-- TO DO --
Scan the lines and state how many carry "quotations". Leave out everything but the number.

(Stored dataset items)

————————

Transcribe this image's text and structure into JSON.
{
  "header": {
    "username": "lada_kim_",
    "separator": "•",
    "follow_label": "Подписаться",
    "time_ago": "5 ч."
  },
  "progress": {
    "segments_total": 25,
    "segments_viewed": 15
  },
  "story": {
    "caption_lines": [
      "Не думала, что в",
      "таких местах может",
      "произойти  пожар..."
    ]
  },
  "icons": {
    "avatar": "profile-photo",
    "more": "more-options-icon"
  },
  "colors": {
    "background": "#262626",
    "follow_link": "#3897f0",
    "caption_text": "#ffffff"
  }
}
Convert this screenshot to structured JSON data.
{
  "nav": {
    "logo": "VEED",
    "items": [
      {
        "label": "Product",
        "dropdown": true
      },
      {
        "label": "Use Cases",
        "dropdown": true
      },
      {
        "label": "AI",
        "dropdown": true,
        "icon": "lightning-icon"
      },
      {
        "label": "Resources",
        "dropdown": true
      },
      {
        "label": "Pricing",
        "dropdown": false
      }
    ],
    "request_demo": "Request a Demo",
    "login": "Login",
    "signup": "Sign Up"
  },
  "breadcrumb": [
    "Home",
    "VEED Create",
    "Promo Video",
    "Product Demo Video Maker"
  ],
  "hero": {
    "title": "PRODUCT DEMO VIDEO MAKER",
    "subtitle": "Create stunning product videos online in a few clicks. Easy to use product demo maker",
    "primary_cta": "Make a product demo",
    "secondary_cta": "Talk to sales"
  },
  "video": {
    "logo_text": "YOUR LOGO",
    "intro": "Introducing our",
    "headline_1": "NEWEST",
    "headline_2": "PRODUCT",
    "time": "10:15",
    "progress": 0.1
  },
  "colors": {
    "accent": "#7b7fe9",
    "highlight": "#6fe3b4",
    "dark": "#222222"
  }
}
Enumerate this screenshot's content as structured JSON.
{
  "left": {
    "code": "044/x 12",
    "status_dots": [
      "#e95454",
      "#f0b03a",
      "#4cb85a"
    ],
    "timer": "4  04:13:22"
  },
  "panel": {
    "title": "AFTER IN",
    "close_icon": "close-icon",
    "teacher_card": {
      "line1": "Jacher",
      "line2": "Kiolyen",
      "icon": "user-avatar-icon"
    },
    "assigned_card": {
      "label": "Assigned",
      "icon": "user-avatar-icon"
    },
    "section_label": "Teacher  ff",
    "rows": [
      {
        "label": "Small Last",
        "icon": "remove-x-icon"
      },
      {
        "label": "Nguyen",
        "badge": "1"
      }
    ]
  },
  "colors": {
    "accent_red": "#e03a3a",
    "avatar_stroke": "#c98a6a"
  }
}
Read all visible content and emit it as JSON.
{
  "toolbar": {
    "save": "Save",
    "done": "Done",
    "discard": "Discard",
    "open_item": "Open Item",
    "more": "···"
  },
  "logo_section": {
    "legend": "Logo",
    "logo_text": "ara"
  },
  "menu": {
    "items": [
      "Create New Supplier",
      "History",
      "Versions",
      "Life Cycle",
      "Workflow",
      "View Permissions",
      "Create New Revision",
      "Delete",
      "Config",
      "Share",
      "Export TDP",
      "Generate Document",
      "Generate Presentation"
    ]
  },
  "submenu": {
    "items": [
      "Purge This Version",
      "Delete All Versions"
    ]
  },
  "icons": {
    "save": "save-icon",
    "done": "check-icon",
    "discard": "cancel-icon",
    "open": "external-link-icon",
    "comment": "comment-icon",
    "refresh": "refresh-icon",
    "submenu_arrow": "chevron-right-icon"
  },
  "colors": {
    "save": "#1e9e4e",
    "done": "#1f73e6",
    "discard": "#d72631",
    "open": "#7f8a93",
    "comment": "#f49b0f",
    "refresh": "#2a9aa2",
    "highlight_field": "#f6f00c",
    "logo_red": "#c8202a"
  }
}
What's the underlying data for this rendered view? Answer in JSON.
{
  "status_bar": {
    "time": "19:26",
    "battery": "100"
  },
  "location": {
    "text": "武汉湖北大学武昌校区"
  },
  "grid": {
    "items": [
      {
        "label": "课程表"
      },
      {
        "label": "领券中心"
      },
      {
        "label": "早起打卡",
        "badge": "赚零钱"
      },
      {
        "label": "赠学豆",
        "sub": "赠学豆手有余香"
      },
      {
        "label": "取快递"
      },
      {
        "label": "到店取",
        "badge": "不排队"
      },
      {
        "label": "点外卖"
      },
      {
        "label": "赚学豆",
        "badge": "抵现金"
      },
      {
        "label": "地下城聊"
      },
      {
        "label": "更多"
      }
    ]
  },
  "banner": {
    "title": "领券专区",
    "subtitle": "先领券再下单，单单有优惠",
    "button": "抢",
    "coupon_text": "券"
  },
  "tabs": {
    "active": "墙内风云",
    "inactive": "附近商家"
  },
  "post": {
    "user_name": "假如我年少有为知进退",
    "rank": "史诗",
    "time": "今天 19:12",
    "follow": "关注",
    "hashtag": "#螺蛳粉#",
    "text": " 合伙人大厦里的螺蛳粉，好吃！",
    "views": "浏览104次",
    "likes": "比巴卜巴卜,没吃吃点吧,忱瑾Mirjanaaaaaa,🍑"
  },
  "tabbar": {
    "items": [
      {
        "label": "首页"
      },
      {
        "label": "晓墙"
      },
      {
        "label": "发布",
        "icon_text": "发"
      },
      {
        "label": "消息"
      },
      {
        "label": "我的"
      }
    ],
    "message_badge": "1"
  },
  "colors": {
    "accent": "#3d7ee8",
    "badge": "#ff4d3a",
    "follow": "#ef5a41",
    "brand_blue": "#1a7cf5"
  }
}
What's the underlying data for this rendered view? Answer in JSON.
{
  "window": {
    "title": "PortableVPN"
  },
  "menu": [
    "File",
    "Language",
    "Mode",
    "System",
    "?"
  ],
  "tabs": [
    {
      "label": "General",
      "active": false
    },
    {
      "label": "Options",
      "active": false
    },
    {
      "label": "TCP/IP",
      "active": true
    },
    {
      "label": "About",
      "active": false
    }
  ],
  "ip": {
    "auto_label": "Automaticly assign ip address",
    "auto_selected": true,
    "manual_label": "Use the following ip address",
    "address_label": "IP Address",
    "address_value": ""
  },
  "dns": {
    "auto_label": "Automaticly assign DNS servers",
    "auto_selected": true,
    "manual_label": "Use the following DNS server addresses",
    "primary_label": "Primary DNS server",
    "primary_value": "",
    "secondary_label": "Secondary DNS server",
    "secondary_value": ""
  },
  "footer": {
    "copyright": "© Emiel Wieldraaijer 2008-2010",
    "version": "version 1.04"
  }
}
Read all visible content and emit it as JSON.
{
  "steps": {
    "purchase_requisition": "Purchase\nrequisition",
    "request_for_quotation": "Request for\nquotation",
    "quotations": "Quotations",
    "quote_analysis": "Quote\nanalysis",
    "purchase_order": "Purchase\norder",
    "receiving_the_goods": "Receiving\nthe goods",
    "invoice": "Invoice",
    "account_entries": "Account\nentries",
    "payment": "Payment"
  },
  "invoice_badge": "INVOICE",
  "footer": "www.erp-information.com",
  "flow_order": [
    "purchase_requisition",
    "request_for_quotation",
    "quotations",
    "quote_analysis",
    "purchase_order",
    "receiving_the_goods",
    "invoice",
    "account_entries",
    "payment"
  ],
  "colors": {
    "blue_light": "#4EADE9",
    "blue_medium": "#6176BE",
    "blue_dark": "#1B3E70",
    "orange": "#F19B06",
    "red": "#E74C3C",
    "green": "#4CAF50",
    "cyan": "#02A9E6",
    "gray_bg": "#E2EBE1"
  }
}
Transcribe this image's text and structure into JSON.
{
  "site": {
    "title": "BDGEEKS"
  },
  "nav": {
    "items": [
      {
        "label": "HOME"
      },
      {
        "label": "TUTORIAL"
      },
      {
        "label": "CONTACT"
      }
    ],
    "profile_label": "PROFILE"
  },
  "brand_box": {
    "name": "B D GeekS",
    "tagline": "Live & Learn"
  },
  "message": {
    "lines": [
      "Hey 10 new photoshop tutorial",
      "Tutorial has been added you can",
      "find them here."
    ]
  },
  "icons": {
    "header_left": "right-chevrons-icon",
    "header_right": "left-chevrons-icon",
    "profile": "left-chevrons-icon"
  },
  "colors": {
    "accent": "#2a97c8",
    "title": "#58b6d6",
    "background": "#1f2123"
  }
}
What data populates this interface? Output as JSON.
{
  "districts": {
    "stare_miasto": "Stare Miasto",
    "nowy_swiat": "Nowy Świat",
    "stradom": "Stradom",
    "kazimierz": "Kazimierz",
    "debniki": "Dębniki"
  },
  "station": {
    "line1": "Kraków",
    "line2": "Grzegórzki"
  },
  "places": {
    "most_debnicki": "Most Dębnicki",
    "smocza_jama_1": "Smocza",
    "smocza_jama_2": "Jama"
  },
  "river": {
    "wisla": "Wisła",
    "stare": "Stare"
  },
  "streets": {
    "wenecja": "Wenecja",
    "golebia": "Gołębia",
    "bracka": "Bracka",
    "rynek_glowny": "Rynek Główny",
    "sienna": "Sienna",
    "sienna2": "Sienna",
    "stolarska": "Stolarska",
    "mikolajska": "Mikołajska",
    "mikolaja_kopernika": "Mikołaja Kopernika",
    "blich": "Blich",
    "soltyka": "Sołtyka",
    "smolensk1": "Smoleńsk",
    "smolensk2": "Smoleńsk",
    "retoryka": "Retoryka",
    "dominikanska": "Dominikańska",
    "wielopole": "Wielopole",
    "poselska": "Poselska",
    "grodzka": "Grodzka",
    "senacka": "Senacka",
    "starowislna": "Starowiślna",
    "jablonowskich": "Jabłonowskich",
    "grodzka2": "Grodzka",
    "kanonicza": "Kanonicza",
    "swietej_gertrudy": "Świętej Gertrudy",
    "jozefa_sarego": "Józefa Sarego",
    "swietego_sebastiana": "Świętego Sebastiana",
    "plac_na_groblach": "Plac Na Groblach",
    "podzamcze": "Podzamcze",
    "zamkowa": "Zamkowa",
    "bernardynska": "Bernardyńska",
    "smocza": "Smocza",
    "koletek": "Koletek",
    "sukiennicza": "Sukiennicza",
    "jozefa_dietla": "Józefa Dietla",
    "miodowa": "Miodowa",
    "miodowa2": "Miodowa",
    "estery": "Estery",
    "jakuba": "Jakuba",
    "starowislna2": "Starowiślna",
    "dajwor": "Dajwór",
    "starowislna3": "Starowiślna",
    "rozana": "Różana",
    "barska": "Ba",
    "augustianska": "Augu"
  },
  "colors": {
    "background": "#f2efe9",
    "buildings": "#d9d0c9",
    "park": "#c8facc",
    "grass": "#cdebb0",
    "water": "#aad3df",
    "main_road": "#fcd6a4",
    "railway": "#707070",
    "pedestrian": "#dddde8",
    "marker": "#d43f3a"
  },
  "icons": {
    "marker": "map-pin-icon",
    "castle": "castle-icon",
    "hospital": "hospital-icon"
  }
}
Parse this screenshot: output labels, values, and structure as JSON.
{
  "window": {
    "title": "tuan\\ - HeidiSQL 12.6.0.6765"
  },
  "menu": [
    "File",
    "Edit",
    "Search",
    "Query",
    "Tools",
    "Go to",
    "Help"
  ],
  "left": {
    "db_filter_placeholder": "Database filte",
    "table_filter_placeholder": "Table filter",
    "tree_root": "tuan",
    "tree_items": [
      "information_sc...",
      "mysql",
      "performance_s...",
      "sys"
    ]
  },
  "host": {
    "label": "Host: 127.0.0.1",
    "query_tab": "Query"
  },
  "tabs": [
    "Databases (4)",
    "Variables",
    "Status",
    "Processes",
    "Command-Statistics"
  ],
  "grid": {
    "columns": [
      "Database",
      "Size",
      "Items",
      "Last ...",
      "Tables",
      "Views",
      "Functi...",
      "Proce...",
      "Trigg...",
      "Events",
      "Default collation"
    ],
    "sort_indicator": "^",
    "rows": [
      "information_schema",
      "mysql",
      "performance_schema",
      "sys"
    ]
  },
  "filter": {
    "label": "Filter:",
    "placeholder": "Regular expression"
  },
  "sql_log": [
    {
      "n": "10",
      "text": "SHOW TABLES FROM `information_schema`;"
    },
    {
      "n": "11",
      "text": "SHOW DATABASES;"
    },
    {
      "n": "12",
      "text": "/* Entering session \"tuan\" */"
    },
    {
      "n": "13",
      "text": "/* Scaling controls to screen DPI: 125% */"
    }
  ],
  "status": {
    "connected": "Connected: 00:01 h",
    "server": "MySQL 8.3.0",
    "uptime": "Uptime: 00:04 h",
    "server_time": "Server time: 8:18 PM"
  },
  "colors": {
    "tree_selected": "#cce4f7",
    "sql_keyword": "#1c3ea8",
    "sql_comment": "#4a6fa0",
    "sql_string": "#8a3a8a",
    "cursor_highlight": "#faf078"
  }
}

————————

-- RESULT BELOW --
2